> [Supplied entries]:
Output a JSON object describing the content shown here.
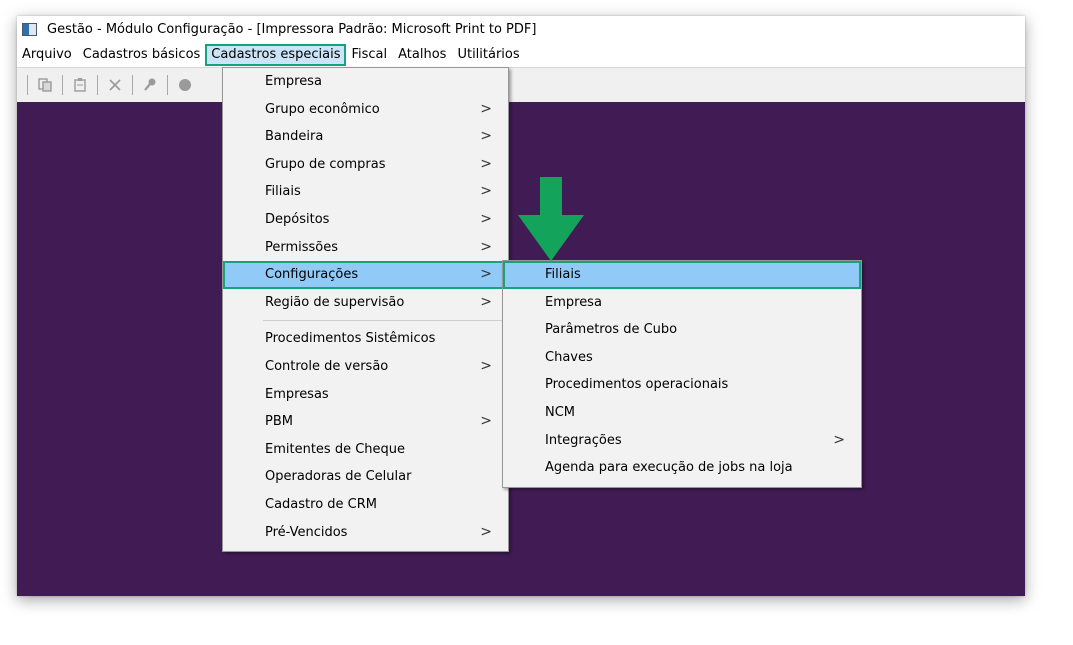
{
  "window": {
    "title": "Gestão  - Módulo Configuração - [Impressora Padrão: Microsoft Print to PDF]"
  },
  "menubar": {
    "items": [
      {
        "label": "Arquivo"
      },
      {
        "label": "Cadastros básicos"
      },
      {
        "label": "Cadastros especiais"
      },
      {
        "label": "Fiscal"
      },
      {
        "label": "Atalhos"
      },
      {
        "label": "Utilitários"
      }
    ],
    "active_index": 2
  },
  "toolbar": {
    "buttons": [
      "copy-icon",
      "paste-icon",
      "delete-icon",
      "key-icon",
      "record-icon"
    ]
  },
  "dropdown_main": {
    "items": [
      {
        "label": "Empresa",
        "submenu": false
      },
      {
        "label": "Grupo econômico",
        "submenu": true
      },
      {
        "label": "Bandeira",
        "submenu": true
      },
      {
        "label": "Grupo de compras",
        "submenu": true
      },
      {
        "label": "Filiais",
        "submenu": true
      },
      {
        "label": "Depósitos",
        "submenu": true
      },
      {
        "label": "Permissões",
        "submenu": true
      },
      {
        "label": "Configurações",
        "submenu": true,
        "highlighted": true
      },
      {
        "label": "Região de supervisão",
        "submenu": true
      },
      {
        "label": "Procedimentos Sistêmicos",
        "submenu": false
      },
      {
        "label": "Controle de versão",
        "submenu": true
      },
      {
        "label": "Empresas",
        "submenu": false
      },
      {
        "label": "PBM",
        "submenu": true
      },
      {
        "label": "Emitentes de Cheque",
        "submenu": false
      },
      {
        "label": "Operadoras de Celular",
        "submenu": false
      },
      {
        "label": "Cadastro de CRM",
        "submenu": false
      },
      {
        "label": "Pré-Vencidos",
        "submenu": true
      }
    ],
    "chevron": ">"
  },
  "dropdown_sub": {
    "items": [
      {
        "label": "Filiais",
        "submenu": false,
        "highlighted": true
      },
      {
        "label": "Empresa",
        "submenu": false
      },
      {
        "label": "Parâmetros de Cubo",
        "submenu": false
      },
      {
        "label": "Chaves",
        "submenu": false
      },
      {
        "label": "Procedimentos operacionais",
        "submenu": false
      },
      {
        "label": "NCM",
        "submenu": false
      },
      {
        "label": "Integrações",
        "submenu": true
      },
      {
        "label": "Agenda para execução de jobs na loja",
        "submenu": false
      }
    ]
  },
  "colors": {
    "workspace": "#411c54",
    "highlight_border": "#14a37f",
    "highlight_fill": "#91c9f7",
    "arrow": "#14a35a"
  }
}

> [Work to do]: All of the data above should be quoted exactly, except for the pictures.

> [Solution]:
Output a JSON object describing the content shown here.
{
  "window": {
    "title": "Gestão  - Módulo Configuração - [Impressora Padrão: Microsoft Print to PDF]"
  },
  "menubar": {
    "items": [
      {
        "label": "Arquivo"
      },
      {
        "label": "Cadastros básicos"
      },
      {
        "label": "Cadastros especiais"
      },
      {
        "label": "Fiscal"
      },
      {
        "label": "Atalhos"
      },
      {
        "label": "Utilitários"
      }
    ],
    "active_index": 2
  },
  "toolbar": {
    "buttons": [
      "copy-icon",
      "paste-icon",
      "delete-icon",
      "key-icon",
      "record-icon"
    ]
  },
  "dropdown_main": {
    "items": [
      {
        "label": "Empresa",
        "submenu": false
      },
      {
        "label": "Grupo econômico",
        "submenu": true
      },
      {
        "label": "Bandeira",
        "submenu": true
      },
      {
        "label": "Grupo de compras",
        "submenu": true
      },
      {
        "label": "Filiais",
        "submenu": true
      },
      {
        "label": "Depósitos",
        "submenu": true
      },
      {
        "label": "Permissões",
        "submenu": true
      },
      {
        "label": "Configurações",
        "submenu": true,
        "highlighted": true
      },
      {
        "label": "Região de supervisão",
        "submenu": true
      },
      {
        "label": "Procedimentos Sistêmicos",
        "submenu": false
      },
      {
        "label": "Controle de versão",
        "submenu": true
      },
      {
        "label": "Empresas",
        "submenu": false
      },
      {
        "label": "PBM",
        "submenu": true
      },
      {
        "label": "Emitentes de Cheque",
        "submenu": false
      },
      {
        "label": "Operadoras de Celular",
        "submenu": false
      },
      {
        "label": "Cadastro de CRM",
        "submenu": false
      },
      {
        "label": "Pré-Vencidos",
        "submenu": true
      }
    ],
    "chevron": ">"
  },
  "dropdown_sub": {
    "items": [
      {
        "label": "Filiais",
        "submenu": false,
        "highlighted": true
      },
      {
        "label": "Empresa",
        "submenu": false
      },
      {
        "label": "Parâmetros de Cubo",
        "submenu": false
      },
      {
        "label": "Chaves",
        "submenu": false
      },
      {
        "label": "Procedimentos operacionais",
        "submenu": false
      },
      {
        "label": "NCM",
        "submenu": false
      },
      {
        "label": "Integrações",
        "submenu": true
      },
      {
        "label": "Agenda para execução de jobs na loja",
        "submenu": false
      }
    ]
  },
  "colors": {
    "workspace": "#411c54",
    "highlight_border": "#14a37f",
    "highlight_fill": "#91c9f7",
    "arrow": "#14a35a"
  }
}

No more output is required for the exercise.